Data for this task -
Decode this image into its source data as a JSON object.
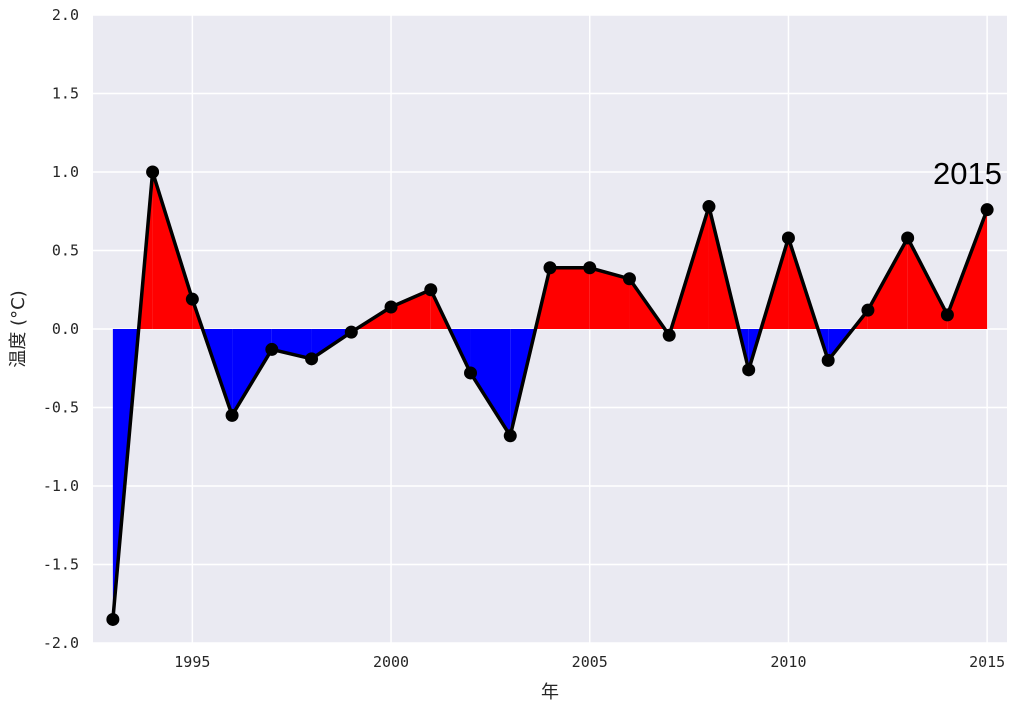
{
  "chart_data": {
    "type": "line",
    "title": "",
    "xlabel": "年",
    "ylabel": "温度 (°C)",
    "xlim": [
      1992.5,
      2015.5
    ],
    "ylim": [
      -2.0,
      2.0
    ],
    "x_ticks": [
      1995,
      2000,
      2005,
      2010,
      2015
    ],
    "x_tick_labels": [
      "1995",
      "2000",
      "2005",
      "2010",
      "2015"
    ],
    "y_ticks": [
      -2.0,
      -1.5,
      -1.0,
      -0.5,
      0.0,
      0.5,
      1.0,
      1.5,
      2.0
    ],
    "y_tick_labels": [
      "-2.0",
      "-1.5",
      "-1.0",
      "-0.5",
      "0.0",
      "0.5",
      "1.0",
      "1.5",
      "2.0"
    ],
    "grid": true,
    "baseline": 0.0,
    "fill_colors": {
      "above": "#ff0000",
      "below": "#0000ff"
    },
    "line_color": "#000000",
    "background": "#eaeaf2",
    "x": [
      1993,
      1994,
      1995,
      1996,
      1997,
      1998,
      1999,
      2000,
      2001,
      2002,
      2003,
      2004,
      2005,
      2006,
      2007,
      2008,
      2009,
      2010,
      2011,
      2012,
      2013,
      2014,
      2015
    ],
    "values": [
      -1.85,
      1.0,
      0.19,
      -0.55,
      -0.13,
      -0.19,
      -0.02,
      0.14,
      0.25,
      -0.28,
      -0.68,
      0.39,
      0.39,
      0.32,
      -0.04,
      0.78,
      -0.26,
      0.58,
      -0.2,
      0.12,
      0.58,
      0.09,
      0.76
    ],
    "annotation": {
      "text": "2015",
      "x": 2015,
      "y": 0.76
    }
  }
}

Exercise brief -
Output the data above without changes, apart from leaving out the pictures.

Finished answer -
Decode this image into its source data as a JSON object.
{
  "chart_data": {
    "type": "line",
    "title": "",
    "xlabel": "年",
    "ylabel": "温度 (°C)",
    "xlim": [
      1992.5,
      2015.5
    ],
    "ylim": [
      -2.0,
      2.0
    ],
    "x_ticks": [
      1995,
      2000,
      2005,
      2010,
      2015
    ],
    "x_tick_labels": [
      "1995",
      "2000",
      "2005",
      "2010",
      "2015"
    ],
    "y_ticks": [
      -2.0,
      -1.5,
      -1.0,
      -0.5,
      0.0,
      0.5,
      1.0,
      1.5,
      2.0
    ],
    "y_tick_labels": [
      "-2.0",
      "-1.5",
      "-1.0",
      "-0.5",
      "0.0",
      "0.5",
      "1.0",
      "1.5",
      "2.0"
    ],
    "grid": true,
    "baseline": 0.0,
    "fill_colors": {
      "above": "#ff0000",
      "below": "#0000ff"
    },
    "line_color": "#000000",
    "background": "#eaeaf2",
    "x": [
      1993,
      1994,
      1995,
      1996,
      1997,
      1998,
      1999,
      2000,
      2001,
      2002,
      2003,
      2004,
      2005,
      2006,
      2007,
      2008,
      2009,
      2010,
      2011,
      2012,
      2013,
      2014,
      2015
    ],
    "values": [
      -1.85,
      1.0,
      0.19,
      -0.55,
      -0.13,
      -0.19,
      -0.02,
      0.14,
      0.25,
      -0.28,
      -0.68,
      0.39,
      0.39,
      0.32,
      -0.04,
      0.78,
      -0.26,
      0.58,
      -0.2,
      0.12,
      0.58,
      0.09,
      0.76
    ],
    "annotation": {
      "text": "2015",
      "x": 2015,
      "y": 0.76
    }
  }
}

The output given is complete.